WRITTEN REQUEST —
Output the data below in full, character for character.

DATA RECORDS —
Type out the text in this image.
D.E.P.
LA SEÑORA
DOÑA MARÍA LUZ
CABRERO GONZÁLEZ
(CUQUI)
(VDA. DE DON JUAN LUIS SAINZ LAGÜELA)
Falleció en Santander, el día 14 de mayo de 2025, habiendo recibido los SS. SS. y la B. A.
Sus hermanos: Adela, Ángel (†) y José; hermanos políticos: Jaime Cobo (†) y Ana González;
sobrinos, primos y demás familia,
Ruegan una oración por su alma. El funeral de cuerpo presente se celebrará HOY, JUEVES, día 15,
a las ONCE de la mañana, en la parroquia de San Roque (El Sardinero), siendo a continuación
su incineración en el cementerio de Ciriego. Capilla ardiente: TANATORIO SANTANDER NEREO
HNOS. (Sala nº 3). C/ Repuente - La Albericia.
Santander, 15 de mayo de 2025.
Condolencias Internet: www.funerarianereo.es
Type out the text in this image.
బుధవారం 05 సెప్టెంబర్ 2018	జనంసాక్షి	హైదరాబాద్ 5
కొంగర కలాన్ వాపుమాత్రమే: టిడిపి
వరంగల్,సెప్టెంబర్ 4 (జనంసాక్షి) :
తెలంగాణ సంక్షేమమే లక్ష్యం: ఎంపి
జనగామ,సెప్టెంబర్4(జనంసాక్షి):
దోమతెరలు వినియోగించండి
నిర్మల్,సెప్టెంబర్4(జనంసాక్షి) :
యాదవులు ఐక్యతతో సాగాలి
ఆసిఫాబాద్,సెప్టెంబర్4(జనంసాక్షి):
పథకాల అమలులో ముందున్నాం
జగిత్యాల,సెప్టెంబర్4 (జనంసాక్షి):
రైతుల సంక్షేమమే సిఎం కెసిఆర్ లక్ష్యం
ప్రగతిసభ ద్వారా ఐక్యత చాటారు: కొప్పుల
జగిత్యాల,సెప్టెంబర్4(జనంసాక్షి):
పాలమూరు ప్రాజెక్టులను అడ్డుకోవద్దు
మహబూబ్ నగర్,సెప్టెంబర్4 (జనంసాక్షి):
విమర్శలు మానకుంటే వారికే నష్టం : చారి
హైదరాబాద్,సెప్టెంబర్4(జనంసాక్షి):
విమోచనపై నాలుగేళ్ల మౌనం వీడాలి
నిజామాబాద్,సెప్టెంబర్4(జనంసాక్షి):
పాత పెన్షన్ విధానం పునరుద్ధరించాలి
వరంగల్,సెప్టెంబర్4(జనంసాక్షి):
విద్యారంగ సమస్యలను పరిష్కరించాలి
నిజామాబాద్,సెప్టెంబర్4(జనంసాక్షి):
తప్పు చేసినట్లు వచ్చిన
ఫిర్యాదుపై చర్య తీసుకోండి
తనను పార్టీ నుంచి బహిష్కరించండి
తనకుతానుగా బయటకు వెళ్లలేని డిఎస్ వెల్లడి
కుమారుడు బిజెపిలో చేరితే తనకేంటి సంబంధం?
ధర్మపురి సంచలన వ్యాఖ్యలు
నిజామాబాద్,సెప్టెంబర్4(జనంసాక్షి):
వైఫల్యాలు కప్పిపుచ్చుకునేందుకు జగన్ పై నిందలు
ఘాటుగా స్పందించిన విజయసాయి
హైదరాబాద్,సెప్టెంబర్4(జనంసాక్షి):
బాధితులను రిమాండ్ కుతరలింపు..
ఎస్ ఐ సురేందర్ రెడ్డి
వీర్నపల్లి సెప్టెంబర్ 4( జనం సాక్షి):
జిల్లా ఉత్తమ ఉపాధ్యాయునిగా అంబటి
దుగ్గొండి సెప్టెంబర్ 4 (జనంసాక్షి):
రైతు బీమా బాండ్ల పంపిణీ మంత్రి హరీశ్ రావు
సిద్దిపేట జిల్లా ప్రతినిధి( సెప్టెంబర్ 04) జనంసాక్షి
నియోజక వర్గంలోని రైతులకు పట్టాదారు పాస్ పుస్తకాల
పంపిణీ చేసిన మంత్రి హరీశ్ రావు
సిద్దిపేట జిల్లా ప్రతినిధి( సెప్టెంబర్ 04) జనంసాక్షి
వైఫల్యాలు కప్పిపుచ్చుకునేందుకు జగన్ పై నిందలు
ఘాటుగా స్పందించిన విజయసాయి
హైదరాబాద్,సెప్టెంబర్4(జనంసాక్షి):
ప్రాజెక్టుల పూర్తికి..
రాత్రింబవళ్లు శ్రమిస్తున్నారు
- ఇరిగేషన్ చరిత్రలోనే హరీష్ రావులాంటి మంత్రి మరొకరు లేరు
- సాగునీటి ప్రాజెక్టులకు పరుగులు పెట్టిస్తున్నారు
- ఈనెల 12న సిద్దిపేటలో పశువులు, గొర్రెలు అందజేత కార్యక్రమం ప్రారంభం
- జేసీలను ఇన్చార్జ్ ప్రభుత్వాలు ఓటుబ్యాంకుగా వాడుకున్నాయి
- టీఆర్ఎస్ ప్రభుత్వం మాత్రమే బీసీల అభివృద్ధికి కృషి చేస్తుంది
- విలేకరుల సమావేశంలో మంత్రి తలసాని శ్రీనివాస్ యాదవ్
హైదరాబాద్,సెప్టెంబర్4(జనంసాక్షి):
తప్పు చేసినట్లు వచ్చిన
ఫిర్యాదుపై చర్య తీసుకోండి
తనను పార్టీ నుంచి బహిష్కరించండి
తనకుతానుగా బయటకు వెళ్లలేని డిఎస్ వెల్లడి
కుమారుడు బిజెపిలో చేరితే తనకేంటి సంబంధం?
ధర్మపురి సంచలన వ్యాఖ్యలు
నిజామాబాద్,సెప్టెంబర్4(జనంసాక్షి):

EXERCISE RESPONSE —
Type out the text in this image.
D.E.P.
LA SEÑORA
DOÑA MARÍA LUZ
CABRERO GONZÁLEZ
(CUQUI)
(VDA. DE DON JUAN LUIS SAINZ LAGÜELA)
Falleció en Santander, el día 14 de mayo de 2025, habiendo recibido los SS. SS. y la B. A.
Sus hermanos: Adela, Ángel (†) y José; hermanos políticos: Jaime Cobo (†) y Ana González;
sobrinos, primos y demás familia,
Ruegan una oración por su alma. El funeral de cuerpo presente se celebrará HOY, JUEVES, día 15,
a las ONCE de la mañana, en la parroquia de San Roque (El Sardinero), siendo a continuación
su incineración en el cementerio de Ciriego. Capilla ardiente: TANATORIO SANTANDER NEREO
HNOS. (Sala nº 3). C/ Repuente - La Albericia.
Santander, 15 de mayo de 2025.
Condolencias Internet: www.funerarianereo.es
Type out the text in this image.
బుధవారం 05 సెప్టెంబర్ 2018	జనంసాక్షి	హైదరాబాద్ 5
కొంగర కలాన్ వాపుమాత్రమే: టిడిపి
వరంగల్,సెప్టెంబర్ 4 (జనంసాక్షి) :
తెలంగాణ సంక్షేమమే లక్ష్యం: ఎంపి
జనగామ,సెప్టెంబర్4(జనంసాక్షి):
దోమతెరలు వినియోగించండి
నిర్మల్,సెప్టెంబర్4(జనంసాక్షి) :
యాదవులు ఐక్యతతో సాగాలి
ఆసిఫాబాద్,సెప్టెంబర్4(జనంసాక్షి):
పథకాల అమలులో ముందున్నాం
జగిత్యాల,సెప్టెంబర్4 (జనంసాక్షి):
రైతుల సంక్షేమమే సిఎం కెసిఆర్ లక్ష్యం
ప్రగతిసభ ద్వారా ఐక్యత చాటారు: కొప్పుల
జగిత్యాల,సెప్టెంబర్4(జనంసాక్షి):
పాలమూరు ప్రాజెక్టులను అడ్డుకోవద్దు
మహబూబ్ నగర్,సెప్టెంబర్4 (జనంసాక్షి):
విమర్శలు మానకుంటే వారికే నష్టం : చారి
హైదరాబాద్,సెప్టెంబర్4(జనంసాక్షి):
విమోచనపై నాలుగేళ్ల మౌనం వీడాలి
నిజామాబాద్,సెప్టెంబర్4(జనంసాక్షి):
పాత పెన్షన్ విధానం పునరుద్ధరించాలి
వరంగల్,సెప్టెంబర్4(జనంసాక్షి):
విద్యారంగ సమస్యలను పరిష్కరించాలి
నిజామాబాద్,సెప్టెంబర్4(జనంసాక్షి):
తప్పు చేసినట్లు వచ్చిన
ఫిర్యాదుపై చర్య తీసుకోండి
తనను పార్టీ నుంచి బహిష్కరించండి
తనకుతానుగా బయటకు వెళ్లలేని డిఎస్ వెల్లడి
కుమారుడు బిజెపిలో చేరితే తనకేంటి సంబంధం?
ధర్మపురి సంచలన వ్యాఖ్యలు
నిజామాబాద్,సెప్టెంబర్4(జనంసాక్షి):
వైఫల్యాలు కప్పిపుచ్చుకునేందుకు జగన్ పై నిందలు
ఘాటుగా స్పందించిన విజయసాయి
హైదరాబాద్,సెప్టెంబర్4(జనంసాక్షి):
బాధితులను రిమాండ్ కుతరలింపు..
ఎస్ ఐ సురేందర్ రెడ్డి
వీర్నపల్లి సెప్టెంబర్ 4( జనం సాక్షి):
జిల్లా ఉత్తమ ఉపాధ్యాయునిగా అంబటి
దుగ్గొండి సెప్టెంబర్ 4 (జనంసాక్షి):
రైతు బీమా బాండ్ల పంపిణీ మంత్రి హరీశ్ రావు
సిద్దిపేట జిల్లా ప్రతినిధి( సెప్టెంబర్ 04) జనంసాక్షి
నియోజక వర్గంలోని రైతులకు పట్టాదారు పాస్ పుస్తకాల
పంపిణీ చేసిన మంత్రి హరీశ్ రావు
సిద్దిపేట జిల్లా ప్రతినిధి( సెప్టెంబర్ 04) జనంసాక్షి
వైఫల్యాలు కప్పిపుచ్చుకునేందుకు జగన్ పై నిందలు
ఘాటుగా స్పందించిన విజయసాయి
హైదరాబాద్,సెప్టెంబర్4(జనంసాక్షి):
ప్రాజెక్టుల పూర్తికి..
రాత్రింబవళ్లు శ్రమిస్తున్నారు
- ఇరిగేషన్ చరిత్రలోనే హరీష్ రావులాంటి మంత్రి మరొకరు లేరు
- సాగునీటి ప్రాజెక్టులకు పరుగులు పెట్టిస్తున్నారు
- ఈనెల 12న సిద్దిపేటలో పశువులు, గొర్రెలు అందజేత కార్యక్రమం ప్రారంభం
- జేసీలను ఇన్చార్జ్ ప్రభుత్వాలు ఓటుబ్యాంకుగా వాడుకున్నాయి
- టీఆర్ఎస్ ప్రభుత్వం మాత్రమే బీసీల అభివృద్ధికి కృషి చేస్తుంది
- విలేకరుల సమావేశంలో మంత్రి తలసాని శ్రీనివాస్ యాదవ్
హైదరాబాద్,సెప్టెంబర్4(జనంసాక్షి):
తప్పు చేసినట్లు వచ్చిన
ఫిర్యాదుపై చర్య తీసుకోండి
తనను పార్టీ నుంచి బహిష్కరించండి
తనకుతానుగా బయటకు వెళ్లలేని డిఎస్ వెల్లడి
కుమారుడు బిజెపిలో చేరితే తనకేంటి సంబంధం?
ధర్మపురి సంచలన వ్యాఖ్యలు
నిజామాబాద్,సెప్టెంబర్4(జనంసాక్షి):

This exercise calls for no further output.